Goal of the exercise: Of the lines below, copy those that hold the word "values".
--- Provided entries ---
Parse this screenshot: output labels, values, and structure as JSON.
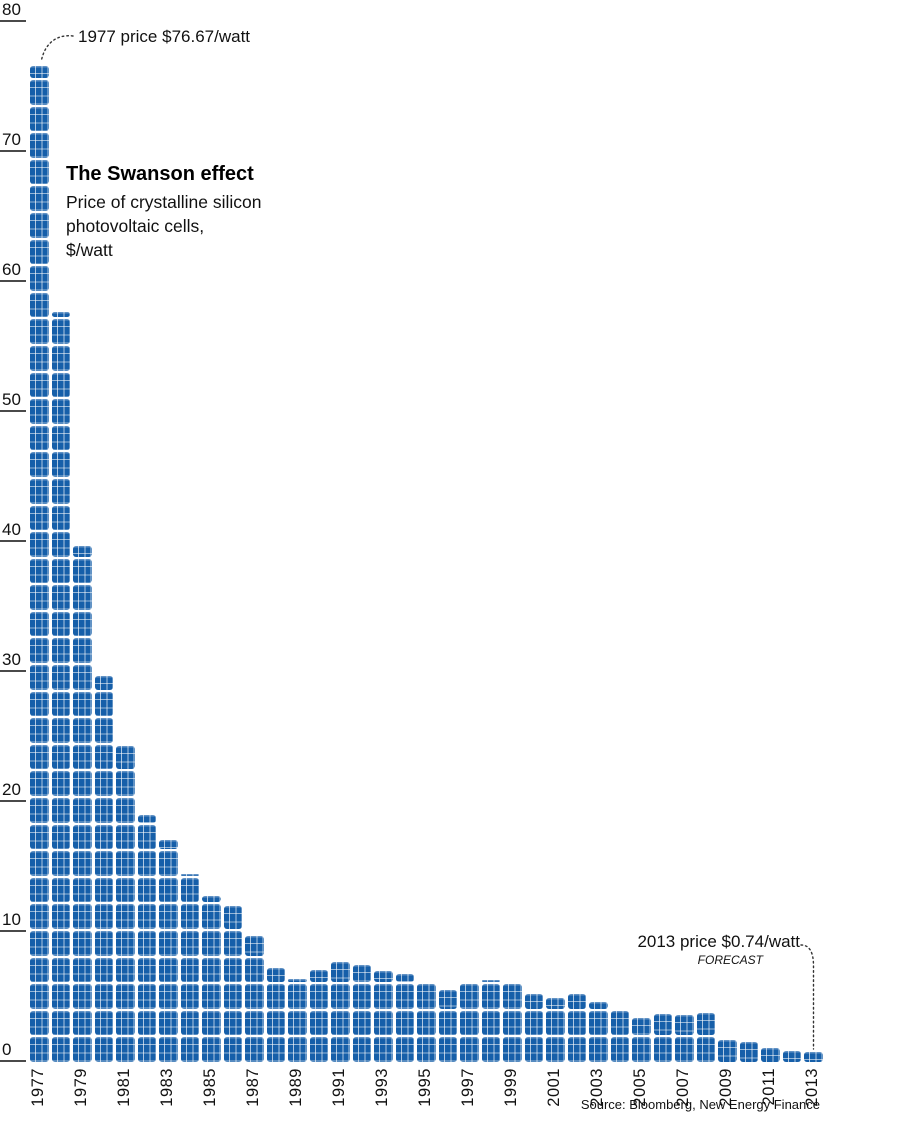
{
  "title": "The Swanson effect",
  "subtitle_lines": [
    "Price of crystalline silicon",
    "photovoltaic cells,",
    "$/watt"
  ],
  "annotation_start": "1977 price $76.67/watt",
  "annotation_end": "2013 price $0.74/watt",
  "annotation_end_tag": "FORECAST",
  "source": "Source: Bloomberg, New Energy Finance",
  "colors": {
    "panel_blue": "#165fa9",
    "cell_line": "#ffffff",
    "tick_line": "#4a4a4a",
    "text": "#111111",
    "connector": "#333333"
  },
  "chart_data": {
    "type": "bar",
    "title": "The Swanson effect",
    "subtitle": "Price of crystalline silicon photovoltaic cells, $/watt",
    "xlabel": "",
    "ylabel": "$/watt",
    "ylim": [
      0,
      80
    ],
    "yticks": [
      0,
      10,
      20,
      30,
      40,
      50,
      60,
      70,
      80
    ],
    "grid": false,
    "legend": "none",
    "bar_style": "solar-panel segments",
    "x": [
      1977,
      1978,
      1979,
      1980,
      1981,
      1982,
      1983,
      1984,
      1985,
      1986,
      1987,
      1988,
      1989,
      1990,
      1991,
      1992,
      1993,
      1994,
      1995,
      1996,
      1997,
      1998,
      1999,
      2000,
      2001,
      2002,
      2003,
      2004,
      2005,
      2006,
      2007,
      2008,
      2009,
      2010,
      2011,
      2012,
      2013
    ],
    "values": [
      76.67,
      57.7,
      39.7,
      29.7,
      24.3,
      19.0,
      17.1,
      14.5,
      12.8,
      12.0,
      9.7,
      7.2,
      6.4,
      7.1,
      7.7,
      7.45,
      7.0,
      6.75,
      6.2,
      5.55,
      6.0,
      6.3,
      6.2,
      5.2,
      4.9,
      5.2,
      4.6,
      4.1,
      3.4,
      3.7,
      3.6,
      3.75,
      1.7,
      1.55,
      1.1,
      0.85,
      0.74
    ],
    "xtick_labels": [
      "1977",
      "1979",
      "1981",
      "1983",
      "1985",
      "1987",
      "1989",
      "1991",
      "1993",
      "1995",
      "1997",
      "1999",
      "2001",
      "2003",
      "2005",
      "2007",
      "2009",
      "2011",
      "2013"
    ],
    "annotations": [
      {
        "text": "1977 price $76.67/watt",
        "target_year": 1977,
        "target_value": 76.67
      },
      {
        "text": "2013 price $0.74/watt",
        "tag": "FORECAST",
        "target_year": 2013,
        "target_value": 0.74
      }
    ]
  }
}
---
Output for this exercise:
Parse this screenshot: output labels, values, and structure as JSON.
    "values": [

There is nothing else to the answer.